#### [DATA LISTING]
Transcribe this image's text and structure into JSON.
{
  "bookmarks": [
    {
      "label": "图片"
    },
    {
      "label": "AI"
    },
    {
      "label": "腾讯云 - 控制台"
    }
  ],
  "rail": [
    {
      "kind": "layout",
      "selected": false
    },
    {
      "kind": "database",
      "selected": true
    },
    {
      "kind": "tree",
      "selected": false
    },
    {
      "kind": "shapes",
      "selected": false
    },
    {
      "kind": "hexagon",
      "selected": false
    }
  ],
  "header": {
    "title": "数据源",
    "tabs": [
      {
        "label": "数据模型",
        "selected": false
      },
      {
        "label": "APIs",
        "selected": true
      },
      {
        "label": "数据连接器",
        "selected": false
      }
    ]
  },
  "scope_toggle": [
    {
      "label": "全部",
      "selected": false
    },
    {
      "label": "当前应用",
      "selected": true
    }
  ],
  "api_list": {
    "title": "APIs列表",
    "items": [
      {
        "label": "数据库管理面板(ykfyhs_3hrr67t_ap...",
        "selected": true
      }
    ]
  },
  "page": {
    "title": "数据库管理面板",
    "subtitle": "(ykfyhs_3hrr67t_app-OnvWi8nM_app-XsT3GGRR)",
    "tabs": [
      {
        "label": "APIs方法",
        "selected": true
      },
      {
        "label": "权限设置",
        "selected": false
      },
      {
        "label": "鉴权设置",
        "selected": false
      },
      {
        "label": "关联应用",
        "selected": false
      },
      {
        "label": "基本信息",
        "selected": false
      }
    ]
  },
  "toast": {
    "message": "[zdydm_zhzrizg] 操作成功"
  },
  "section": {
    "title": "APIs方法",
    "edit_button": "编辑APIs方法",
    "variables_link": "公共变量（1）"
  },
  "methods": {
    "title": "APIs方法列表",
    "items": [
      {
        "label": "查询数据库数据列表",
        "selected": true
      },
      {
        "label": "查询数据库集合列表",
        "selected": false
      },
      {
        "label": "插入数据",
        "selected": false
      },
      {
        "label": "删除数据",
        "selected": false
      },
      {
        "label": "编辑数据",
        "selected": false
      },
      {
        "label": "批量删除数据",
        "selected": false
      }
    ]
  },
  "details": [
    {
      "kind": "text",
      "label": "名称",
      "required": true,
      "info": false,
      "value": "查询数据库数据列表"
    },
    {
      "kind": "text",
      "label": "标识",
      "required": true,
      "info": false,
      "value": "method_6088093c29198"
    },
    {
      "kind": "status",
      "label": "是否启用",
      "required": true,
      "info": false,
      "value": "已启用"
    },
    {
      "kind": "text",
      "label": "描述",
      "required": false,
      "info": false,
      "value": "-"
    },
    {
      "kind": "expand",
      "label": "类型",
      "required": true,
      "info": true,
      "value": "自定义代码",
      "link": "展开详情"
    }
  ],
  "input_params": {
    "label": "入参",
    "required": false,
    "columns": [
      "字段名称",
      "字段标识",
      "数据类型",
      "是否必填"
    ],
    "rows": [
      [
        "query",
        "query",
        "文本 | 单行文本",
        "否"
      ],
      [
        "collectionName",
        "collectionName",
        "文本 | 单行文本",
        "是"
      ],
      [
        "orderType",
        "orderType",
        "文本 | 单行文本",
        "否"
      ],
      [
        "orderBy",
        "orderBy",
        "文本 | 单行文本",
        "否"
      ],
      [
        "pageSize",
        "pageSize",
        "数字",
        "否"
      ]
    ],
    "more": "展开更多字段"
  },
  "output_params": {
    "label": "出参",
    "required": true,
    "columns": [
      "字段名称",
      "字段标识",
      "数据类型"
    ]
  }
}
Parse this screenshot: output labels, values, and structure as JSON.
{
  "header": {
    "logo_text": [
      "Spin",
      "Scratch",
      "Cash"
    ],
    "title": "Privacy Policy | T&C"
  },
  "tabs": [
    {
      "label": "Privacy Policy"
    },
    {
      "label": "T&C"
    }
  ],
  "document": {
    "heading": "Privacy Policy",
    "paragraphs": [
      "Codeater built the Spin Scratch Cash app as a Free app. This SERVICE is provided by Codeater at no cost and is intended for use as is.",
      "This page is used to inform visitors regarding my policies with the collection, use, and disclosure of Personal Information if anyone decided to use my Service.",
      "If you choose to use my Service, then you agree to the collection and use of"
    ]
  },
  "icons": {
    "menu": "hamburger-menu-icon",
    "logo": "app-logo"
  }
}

#### [THE PROBLEM]
Write every line of the material above again, exactly.

#### [OUTPUT OF THE TASK]
Transcribe this image's text and structure into JSON.
{
  "bookmarks": [
    {
      "label": "图片"
    },
    {
      "label": "AI"
    },
    {
      "label": "腾讯云 - 控制台"
    }
  ],
  "rail": [
    {
      "kind": "layout",
      "selected": false
    },
    {
      "kind": "database",
      "selected": true
    },
    {
      "kind": "tree",
      "selected": false
    },
    {
      "kind": "shapes",
      "selected": false
    },
    {
      "kind": "hexagon",
      "selected": false
    }
  ],
  "header": {
    "title": "数据源",
    "tabs": [
      {
        "label": "数据模型",
        "selected": false
      },
      {
        "label": "APIs",
        "selected": true
      },
      {
        "label": "数据连接器",
        "selected": false
      }
    ]
  },
  "scope_toggle": [
    {
      "label": "全部",
      "selected": false
    },
    {
      "label": "当前应用",
      "selected": true
    }
  ],
  "api_list": {
    "title": "APIs列表",
    "items": [
      {
        "label": "数据库管理面板(ykfyhs_3hrr67t_ap...",
        "selected": true
      }
    ]
  },
  "page": {
    "title": "数据库管理面板",
    "subtitle": "(ykfyhs_3hrr67t_app-OnvWi8nM_app-XsT3GGRR)",
    "tabs": [
      {
        "label": "APIs方法",
        "selected": true
      },
      {
        "label": "权限设置",
        "selected": false
      },
      {
        "label": "鉴权设置",
        "selected": false
      },
      {
        "label": "关联应用",
        "selected": false
      },
      {
        "label": "基本信息",
        "selected": false
      }
    ]
  },
  "toast": {
    "message": "[zdydm_zhzrizg] 操作成功"
  },
  "section": {
    "title": "APIs方法",
    "edit_button": "编辑APIs方法",
    "variables_link": "公共变量（1）"
  },
  "methods": {
    "title": "APIs方法列表",
    "items": [
      {
        "label": "查询数据库数据列表",
        "selected": true
      },
      {
        "label": "查询数据库集合列表",
        "selected": false
      },
      {
        "label": "插入数据",
        "selected": false
      },
      {
        "label": "删除数据",
        "selected": false
      },
      {
        "label": "编辑数据",
        "selected": false
      },
      {
        "label": "批量删除数据",
        "selected": false
      }
    ]
  },
  "details": [
    {
      "kind": "text",
      "label": "名称",
      "required": true,
      "info": false,
      "value": "查询数据库数据列表"
    },
    {
      "kind": "text",
      "label": "标识",
      "required": true,
      "info": false,
      "value": "method_6088093c29198"
    },
    {
      "kind": "status",
      "label": "是否启用",
      "required": true,
      "info": false,
      "value": "已启用"
    },
    {
      "kind": "text",
      "label": "描述",
      "required": false,
      "info": false,
      "value": "-"
    },
    {
      "kind": "expand",
      "label": "类型",
      "required": true,
      "info": true,
      "value": "自定义代码",
      "link": "展开详情"
    }
  ],
  "input_params": {
    "label": "入参",
    "required": false,
    "columns": [
      "字段名称",
      "字段标识",
      "数据类型",
      "是否必填"
    ],
    "rows": [
      [
        "query",
        "query",
        "文本 | 单行文本",
        "否"
      ],
      [
        "collectionName",
        "collectionName",
        "文本 | 单行文本",
        "是"
      ],
      [
        "orderType",
        "orderType",
        "文本 | 单行文本",
        "否"
      ],
      [
        "orderBy",
        "orderBy",
        "文本 | 单行文本",
        "否"
      ],
      [
        "pageSize",
        "pageSize",
        "数字",
        "否"
      ]
    ],
    "more": "展开更多字段"
  },
  "output_params": {
    "label": "出参",
    "required": true,
    "columns": [
      "字段名称",
      "字段标识",
      "数据类型"
    ]
  }
}
Parse this screenshot: output labels, values, and structure as JSON.
{
  "header": {
    "logo_text": [
      "Spin",
      "Scratch",
      "Cash"
    ],
    "title": "Privacy Policy | T&C"
  },
  "tabs": [
    {
      "label": "Privacy Policy"
    },
    {
      "label": "T&C"
    }
  ],
  "document": {
    "heading": "Privacy Policy",
    "paragraphs": [
      "Codeater built the Spin Scratch Cash app as a Free app. This SERVICE is provided by Codeater at no cost and is intended for use as is.",
      "This page is used to inform visitors regarding my policies with the collection, use, and disclosure of Personal Information if anyone decided to use my Service.",
      "If you choose to use my Service, then you agree to the collection and use of"
    ]
  },
  "icons": {
    "menu": "hamburger-menu-icon",
    "logo": "app-logo"
  }
}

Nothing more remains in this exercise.